(Stored data entries):
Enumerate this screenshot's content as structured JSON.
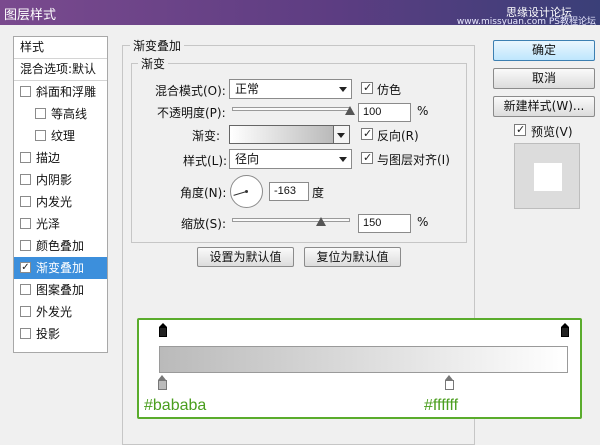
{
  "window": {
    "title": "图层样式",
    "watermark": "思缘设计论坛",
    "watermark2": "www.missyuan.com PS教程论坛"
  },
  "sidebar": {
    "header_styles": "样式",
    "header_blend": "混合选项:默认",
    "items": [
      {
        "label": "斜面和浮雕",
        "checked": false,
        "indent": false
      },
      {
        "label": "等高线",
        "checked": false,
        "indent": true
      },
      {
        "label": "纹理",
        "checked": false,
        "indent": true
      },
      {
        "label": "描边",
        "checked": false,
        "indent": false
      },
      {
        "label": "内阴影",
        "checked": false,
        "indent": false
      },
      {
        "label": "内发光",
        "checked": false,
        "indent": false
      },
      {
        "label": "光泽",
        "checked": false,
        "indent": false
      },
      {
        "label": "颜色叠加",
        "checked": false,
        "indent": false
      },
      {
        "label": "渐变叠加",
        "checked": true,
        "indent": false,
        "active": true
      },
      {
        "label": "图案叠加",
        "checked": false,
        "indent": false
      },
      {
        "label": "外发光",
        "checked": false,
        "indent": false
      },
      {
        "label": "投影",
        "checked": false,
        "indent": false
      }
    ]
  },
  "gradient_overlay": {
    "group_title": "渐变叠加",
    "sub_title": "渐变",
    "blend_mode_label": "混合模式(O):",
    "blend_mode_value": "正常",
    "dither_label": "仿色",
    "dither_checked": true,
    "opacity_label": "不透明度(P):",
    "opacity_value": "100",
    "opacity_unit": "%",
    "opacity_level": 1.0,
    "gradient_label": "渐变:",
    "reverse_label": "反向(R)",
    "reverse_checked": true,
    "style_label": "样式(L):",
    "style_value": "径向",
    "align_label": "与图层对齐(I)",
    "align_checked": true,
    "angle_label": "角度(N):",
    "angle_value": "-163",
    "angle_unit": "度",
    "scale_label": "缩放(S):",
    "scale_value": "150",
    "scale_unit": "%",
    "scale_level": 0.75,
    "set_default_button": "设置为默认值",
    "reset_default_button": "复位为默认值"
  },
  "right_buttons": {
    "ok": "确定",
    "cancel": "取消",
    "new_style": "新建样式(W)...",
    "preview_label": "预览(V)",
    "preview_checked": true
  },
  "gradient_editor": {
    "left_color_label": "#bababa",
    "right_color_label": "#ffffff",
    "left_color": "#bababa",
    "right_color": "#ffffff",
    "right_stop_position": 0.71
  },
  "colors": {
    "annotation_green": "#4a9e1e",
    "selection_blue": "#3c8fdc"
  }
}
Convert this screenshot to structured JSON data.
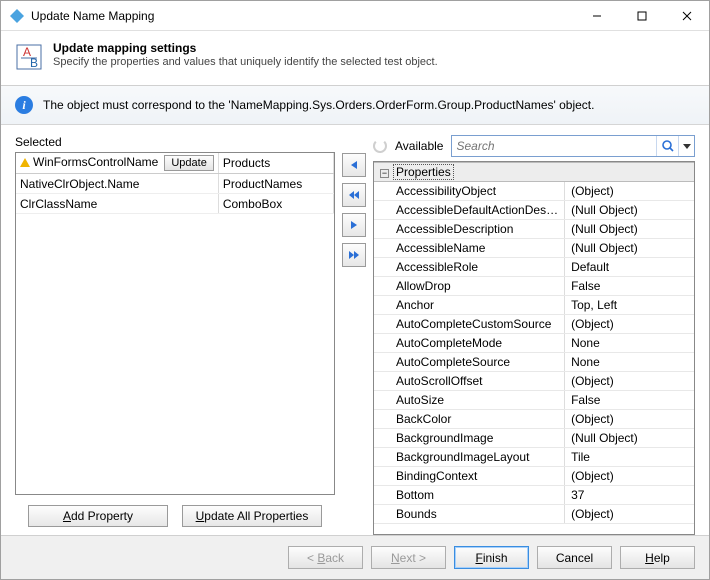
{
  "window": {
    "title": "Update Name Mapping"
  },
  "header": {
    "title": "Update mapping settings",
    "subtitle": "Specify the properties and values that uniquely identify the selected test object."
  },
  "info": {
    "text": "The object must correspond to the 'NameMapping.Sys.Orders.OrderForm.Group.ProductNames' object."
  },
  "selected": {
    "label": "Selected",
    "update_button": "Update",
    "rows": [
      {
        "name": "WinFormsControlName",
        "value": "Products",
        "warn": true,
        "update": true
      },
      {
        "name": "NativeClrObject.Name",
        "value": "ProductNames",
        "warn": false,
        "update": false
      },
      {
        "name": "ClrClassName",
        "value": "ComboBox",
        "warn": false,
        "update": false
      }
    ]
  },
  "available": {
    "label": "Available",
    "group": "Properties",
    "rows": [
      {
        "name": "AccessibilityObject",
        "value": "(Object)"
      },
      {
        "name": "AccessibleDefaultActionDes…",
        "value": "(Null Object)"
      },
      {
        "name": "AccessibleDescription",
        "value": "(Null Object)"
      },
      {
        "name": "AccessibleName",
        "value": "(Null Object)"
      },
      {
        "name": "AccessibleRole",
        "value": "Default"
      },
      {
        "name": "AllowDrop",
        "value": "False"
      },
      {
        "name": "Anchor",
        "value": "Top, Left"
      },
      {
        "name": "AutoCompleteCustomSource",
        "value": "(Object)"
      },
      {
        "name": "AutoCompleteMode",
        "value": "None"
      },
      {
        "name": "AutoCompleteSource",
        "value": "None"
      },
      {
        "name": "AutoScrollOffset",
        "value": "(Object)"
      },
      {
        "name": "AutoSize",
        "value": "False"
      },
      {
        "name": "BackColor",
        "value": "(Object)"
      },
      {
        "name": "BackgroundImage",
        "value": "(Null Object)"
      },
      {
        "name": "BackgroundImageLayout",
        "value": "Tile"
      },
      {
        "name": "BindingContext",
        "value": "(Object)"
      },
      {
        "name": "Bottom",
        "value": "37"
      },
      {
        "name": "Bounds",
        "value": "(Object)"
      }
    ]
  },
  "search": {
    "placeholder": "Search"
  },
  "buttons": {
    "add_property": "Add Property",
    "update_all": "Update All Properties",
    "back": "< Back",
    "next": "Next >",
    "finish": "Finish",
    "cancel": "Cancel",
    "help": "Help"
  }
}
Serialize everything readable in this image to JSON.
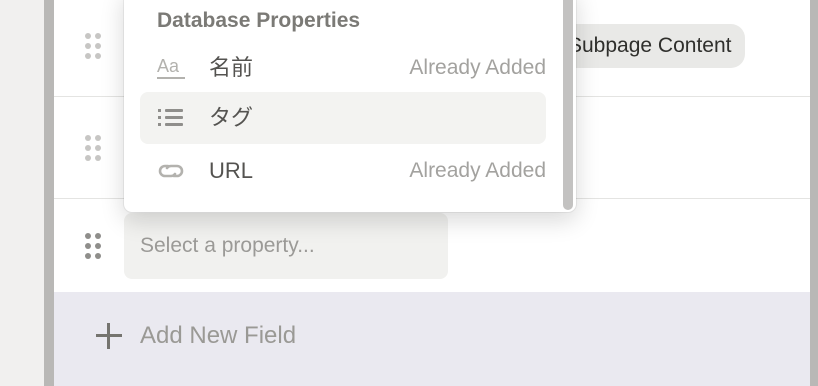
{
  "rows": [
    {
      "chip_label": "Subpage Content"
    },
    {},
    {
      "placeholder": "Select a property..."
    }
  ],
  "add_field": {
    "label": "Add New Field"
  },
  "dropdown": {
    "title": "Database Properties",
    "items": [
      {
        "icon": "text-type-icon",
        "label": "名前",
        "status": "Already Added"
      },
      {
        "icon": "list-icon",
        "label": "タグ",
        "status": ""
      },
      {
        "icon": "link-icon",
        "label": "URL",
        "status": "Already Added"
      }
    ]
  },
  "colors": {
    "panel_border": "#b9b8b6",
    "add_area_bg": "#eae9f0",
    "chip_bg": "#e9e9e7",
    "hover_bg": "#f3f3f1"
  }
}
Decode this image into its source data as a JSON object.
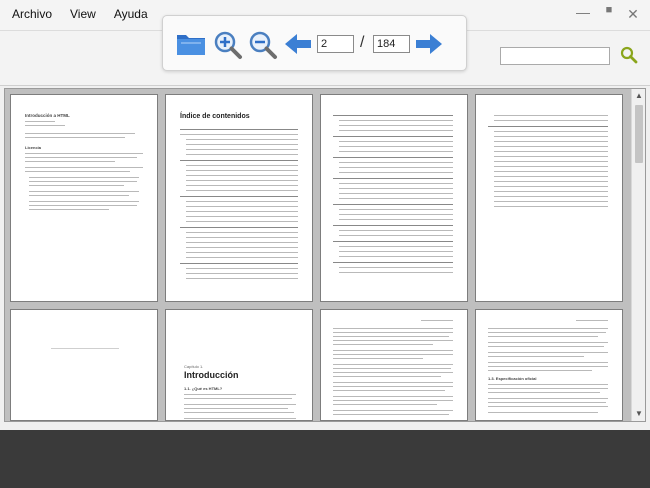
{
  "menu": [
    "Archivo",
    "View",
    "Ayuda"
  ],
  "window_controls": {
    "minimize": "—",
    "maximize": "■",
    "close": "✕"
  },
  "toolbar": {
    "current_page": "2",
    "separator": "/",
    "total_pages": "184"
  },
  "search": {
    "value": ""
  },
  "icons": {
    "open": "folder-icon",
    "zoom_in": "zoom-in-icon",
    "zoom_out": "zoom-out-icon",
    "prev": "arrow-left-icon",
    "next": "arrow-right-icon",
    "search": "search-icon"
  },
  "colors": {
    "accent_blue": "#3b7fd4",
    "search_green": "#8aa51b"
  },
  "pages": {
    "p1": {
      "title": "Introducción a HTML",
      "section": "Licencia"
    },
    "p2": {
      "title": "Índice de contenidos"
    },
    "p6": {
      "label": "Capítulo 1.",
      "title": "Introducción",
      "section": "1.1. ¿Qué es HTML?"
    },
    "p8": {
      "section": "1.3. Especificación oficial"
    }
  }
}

(Set task): Restate each line of the records exactly; pictures do not belong in the copy.

(Exercise output):
Enumerate this screenshot's content as structured JSON.
{
  "window": {
    "title": "图层样式",
    "watermark": "思缘设计论坛",
    "watermark2": "www.missyuan.com PS教程论坛"
  },
  "sidebar": {
    "header_styles": "样式",
    "header_blend": "混合选项:默认",
    "items": [
      {
        "label": "斜面和浮雕",
        "checked": false,
        "indent": false
      },
      {
        "label": "等高线",
        "checked": false,
        "indent": true
      },
      {
        "label": "纹理",
        "checked": false,
        "indent": true
      },
      {
        "label": "描边",
        "checked": false,
        "indent": false
      },
      {
        "label": "内阴影",
        "checked": false,
        "indent": false
      },
      {
        "label": "内发光",
        "checked": false,
        "indent": false
      },
      {
        "label": "光泽",
        "checked": false,
        "indent": false
      },
      {
        "label": "颜色叠加",
        "checked": false,
        "indent": false
      },
      {
        "label": "渐变叠加",
        "checked": true,
        "indent": false,
        "active": true
      },
      {
        "label": "图案叠加",
        "checked": false,
        "indent": false
      },
      {
        "label": "外发光",
        "checked": false,
        "indent": false
      },
      {
        "label": "投影",
        "checked": false,
        "indent": false
      }
    ]
  },
  "gradient_overlay": {
    "group_title": "渐变叠加",
    "sub_title": "渐变",
    "blend_mode_label": "混合模式(O):",
    "blend_mode_value": "正常",
    "dither_label": "仿色",
    "dither_checked": true,
    "opacity_label": "不透明度(P):",
    "opacity_value": "100",
    "opacity_unit": "%",
    "opacity_level": 1.0,
    "gradient_label": "渐变:",
    "reverse_label": "反向(R)",
    "reverse_checked": true,
    "style_label": "样式(L):",
    "style_value": "径向",
    "align_label": "与图层对齐(I)",
    "align_checked": true,
    "angle_label": "角度(N):",
    "angle_value": "-163",
    "angle_unit": "度",
    "scale_label": "缩放(S):",
    "scale_value": "150",
    "scale_unit": "%",
    "scale_level": 0.75,
    "set_default_button": "设置为默认值",
    "reset_default_button": "复位为默认值"
  },
  "right_buttons": {
    "ok": "确定",
    "cancel": "取消",
    "new_style": "新建样式(W)...",
    "preview_label": "预览(V)",
    "preview_checked": true
  },
  "gradient_editor": {
    "left_color_label": "#bababa",
    "right_color_label": "#ffffff",
    "left_color": "#bababa",
    "right_color": "#ffffff",
    "right_stop_position": 0.71
  },
  "colors": {
    "annotation_green": "#4a9e1e",
    "selection_blue": "#3c8fdc"
  }
}
Convert this screenshot to structured JSON data.
{
  "window": {
    "title": "Update Name Mapping"
  },
  "header": {
    "title": "Update mapping settings",
    "subtitle": "Specify the properties and values that uniquely identify the selected test object."
  },
  "info": {
    "text": "The object must correspond to the 'NameMapping.Sys.Orders.OrderForm.Group.ProductNames' object."
  },
  "selected": {
    "label": "Selected",
    "update_button": "Update",
    "rows": [
      {
        "name": "WinFormsControlName",
        "value": "Products",
        "warn": true,
        "update": true
      },
      {
        "name": "NativeClrObject.Name",
        "value": "ProductNames",
        "warn": false,
        "update": false
      },
      {
        "name": "ClrClassName",
        "value": "ComboBox",
        "warn": false,
        "update": false
      }
    ]
  },
  "available": {
    "label": "Available",
    "group": "Properties",
    "rows": [
      {
        "name": "AccessibilityObject",
        "value": "(Object)"
      },
      {
        "name": "AccessibleDefaultActionDes…",
        "value": "(Null Object)"
      },
      {
        "name": "AccessibleDescription",
        "value": "(Null Object)"
      },
      {
        "name": "AccessibleName",
        "value": "(Null Object)"
      },
      {
        "name": "AccessibleRole",
        "value": "Default"
      },
      {
        "name": "AllowDrop",
        "value": "False"
      },
      {
        "name": "Anchor",
        "value": "Top, Left"
      },
      {
        "name": "AutoCompleteCustomSource",
        "value": "(Object)"
      },
      {
        "name": "AutoCompleteMode",
        "value": "None"
      },
      {
        "name": "AutoCompleteSource",
        "value": "None"
      },
      {
        "name": "AutoScrollOffset",
        "value": "(Object)"
      },
      {
        "name": "AutoSize",
        "value": "False"
      },
      {
        "name": "BackColor",
        "value": "(Object)"
      },
      {
        "name": "BackgroundImage",
        "value": "(Null Object)"
      },
      {
        "name": "BackgroundImageLayout",
        "value": "Tile"
      },
      {
        "name": "BindingContext",
        "value": "(Object)"
      },
      {
        "name": "Bottom",
        "value": "37"
      },
      {
        "name": "Bounds",
        "value": "(Object)"
      }
    ]
  },
  "search": {
    "placeholder": "Search"
  },
  "buttons": {
    "add_property": "Add Property",
    "update_all": "Update All Properties",
    "back": "< Back",
    "next": "Next >",
    "finish": "Finish",
    "cancel": "Cancel",
    "help": "Help"
  }
}
Serialize everything readable in this image to JSON.
{
  "rows": [
    {
      "chip_label": "Subpage Content"
    },
    {},
    {
      "placeholder": "Select a property..."
    }
  ],
  "add_field": {
    "label": "Add New Field"
  },
  "dropdown": {
    "title": "Database Properties",
    "items": [
      {
        "icon": "text-type-icon",
        "label": "名前",
        "status": "Already Added"
      },
      {
        "icon": "list-icon",
        "label": "タグ",
        "status": ""
      },
      {
        "icon": "link-icon",
        "label": "URL",
        "status": "Already Added"
      }
    ]
  },
  "colors": {
    "panel_border": "#b9b8b6",
    "add_area_bg": "#eae9f0",
    "chip_bg": "#e9e9e7",
    "hover_bg": "#f3f3f1"
  }
}
Decode this image into its source data as a JSON object.
{
  "menu": [
    "Archivo",
    "View",
    "Ayuda"
  ],
  "window_controls": {
    "minimize": "—",
    "maximize": "■",
    "close": "✕"
  },
  "toolbar": {
    "current_page": "2",
    "separator": "/",
    "total_pages": "184"
  },
  "search": {
    "value": ""
  },
  "icons": {
    "open": "folder-icon",
    "zoom_in": "zoom-in-icon",
    "zoom_out": "zoom-out-icon",
    "prev": "arrow-left-icon",
    "next": "arrow-right-icon",
    "search": "search-icon"
  },
  "colors": {
    "accent_blue": "#3b7fd4",
    "search_green": "#8aa51b"
  },
  "pages": {
    "p1": {
      "title": "Introducción a HTML",
      "section": "Licencia"
    },
    "p2": {
      "title": "Índice de contenidos"
    },
    "p6": {
      "label": "Capítulo 1.",
      "title": "Introducción",
      "section": "1.1. ¿Qué es HTML?"
    },
    "p8": {
      "section": "1.3. Especificación oficial"
    }
  }
}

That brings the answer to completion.